» Tarefa atribuída
Reproduza, do texto sobre as contradições do capitalismo que aparece abaixo, a parte que vai de "Neste contexto, há" até "obrigada a fazer.", inclusive.

» Trecho fornecido

● ● ● ● ● ● ●

O desenvolvimento sem precedentes das forças produtivas nas últimas décadas entrou em fortes contradições com a propriedade privada, a anarquia do mercado e o incentivo ao lucro – ou seja, contra as próprias relações do modo de produção capitalista. O mercado mundial, caracterizado pela exploração a que é submetida a classe trabalhadora e pela concorrência entre as diferentes potências, tornou-se demasiado pequeno para a capacidade produtiva existente. As ferramentas tradicionais da burguesia para ampliar artificialmente o mercado, a dívida e a expansão monetária são facas de dois gumes que a médio prazo apenas agravam as recessões. As crises de excesso de produção tornam-se cada vez mais frequentes e profundas, enquanto as fases de crescimento se tornam mais curtas, fracas e instáveis. Ao mesmo tempo, radicaliza-se a luta entre as grandes potências, nomeadamente os EUA e a China, pelo domínio do mercado mundial.
Neste contexto, há uma menor margem de manobra para as políticas reformistas, uma vez que é mais difícil obter concessões. Isto não quer dizer que seja impossível que os trabalhadores conquistem novos direitos e melhores condições de vida, mas certamente que qualquer avanço exigirá uma luta mais intensa e enfrentará uma maior resistência da burguesia, que tentará sabotar e posteriormente reverter qualquer concessão que seja obrigada a fazer.

● ● ● ● ● ● ●

» Excertos dos dados

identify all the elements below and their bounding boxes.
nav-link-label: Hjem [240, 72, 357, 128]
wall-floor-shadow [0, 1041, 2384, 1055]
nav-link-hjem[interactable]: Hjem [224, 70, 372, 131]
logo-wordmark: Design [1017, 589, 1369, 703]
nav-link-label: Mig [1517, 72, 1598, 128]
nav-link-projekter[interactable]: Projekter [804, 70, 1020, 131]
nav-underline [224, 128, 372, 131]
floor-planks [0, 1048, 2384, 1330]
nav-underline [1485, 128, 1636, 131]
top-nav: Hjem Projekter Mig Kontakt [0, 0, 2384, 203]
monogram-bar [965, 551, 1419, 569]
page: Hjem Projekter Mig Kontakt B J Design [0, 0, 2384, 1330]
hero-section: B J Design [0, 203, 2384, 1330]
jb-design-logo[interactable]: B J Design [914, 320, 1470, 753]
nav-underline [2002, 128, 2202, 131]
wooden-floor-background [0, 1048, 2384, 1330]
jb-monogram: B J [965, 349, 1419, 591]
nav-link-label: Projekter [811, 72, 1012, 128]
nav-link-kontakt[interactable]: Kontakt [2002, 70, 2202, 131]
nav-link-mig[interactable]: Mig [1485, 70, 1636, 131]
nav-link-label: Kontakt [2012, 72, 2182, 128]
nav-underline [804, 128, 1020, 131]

● ● ● ● ● ● ●

» Resultado da tarefa
Neste contexto, há uma menor margem de manobra para as políticas reformistas, uma vez que é mais difícil obter concessões. Isto não quer dizer que seja impossível que os trabalhadores conquistem novos direitos e melhores condições de vida, mas certamente que qualquer avanço exigirá uma luta mais intensa e enfrentará uma maior resistência da burguesia, que tentará sabotar e posteriormente reverter qualquer concessão que seja obrigada a fazer.